#### Extracted records ####
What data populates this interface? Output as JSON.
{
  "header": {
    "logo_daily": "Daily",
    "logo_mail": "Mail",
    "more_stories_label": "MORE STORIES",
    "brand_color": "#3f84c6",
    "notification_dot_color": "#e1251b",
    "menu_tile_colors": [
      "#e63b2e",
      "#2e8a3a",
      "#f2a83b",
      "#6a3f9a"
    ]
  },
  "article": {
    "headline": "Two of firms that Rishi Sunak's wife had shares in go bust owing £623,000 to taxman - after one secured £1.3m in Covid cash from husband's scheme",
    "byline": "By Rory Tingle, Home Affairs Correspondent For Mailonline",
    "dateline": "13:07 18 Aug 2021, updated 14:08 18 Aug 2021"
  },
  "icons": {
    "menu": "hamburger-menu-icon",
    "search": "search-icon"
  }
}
####
§ **What needs to be done**: Using the data above, return each line exactly as written.

§ **Task output**:
What data populates this interface? Output as JSON.
{
  "header": {
    "logo_daily": "Daily",
    "logo_mail": "Mail",
    "more_stories_label": "MORE STORIES",
    "brand_color": "#3f84c6",
    "notification_dot_color": "#e1251b",
    "menu_tile_colors": [
      "#e63b2e",
      "#2e8a3a",
      "#f2a83b",
      "#6a3f9a"
    ]
  },
  "article": {
    "headline": "Two of firms that Rishi Sunak's wife had shares in go bust owing £623,000 to taxman - after one secured £1.3m in Covid cash from husband's scheme",
    "byline": "By Rory Tingle, Home Affairs Correspondent For Mailonline",
    "dateline": "13:07 18 Aug 2021, updated 14:08 18 Aug 2021"
  },
  "icons": {
    "menu": "hamburger-menu-icon",
    "search": "search-icon"
  }
}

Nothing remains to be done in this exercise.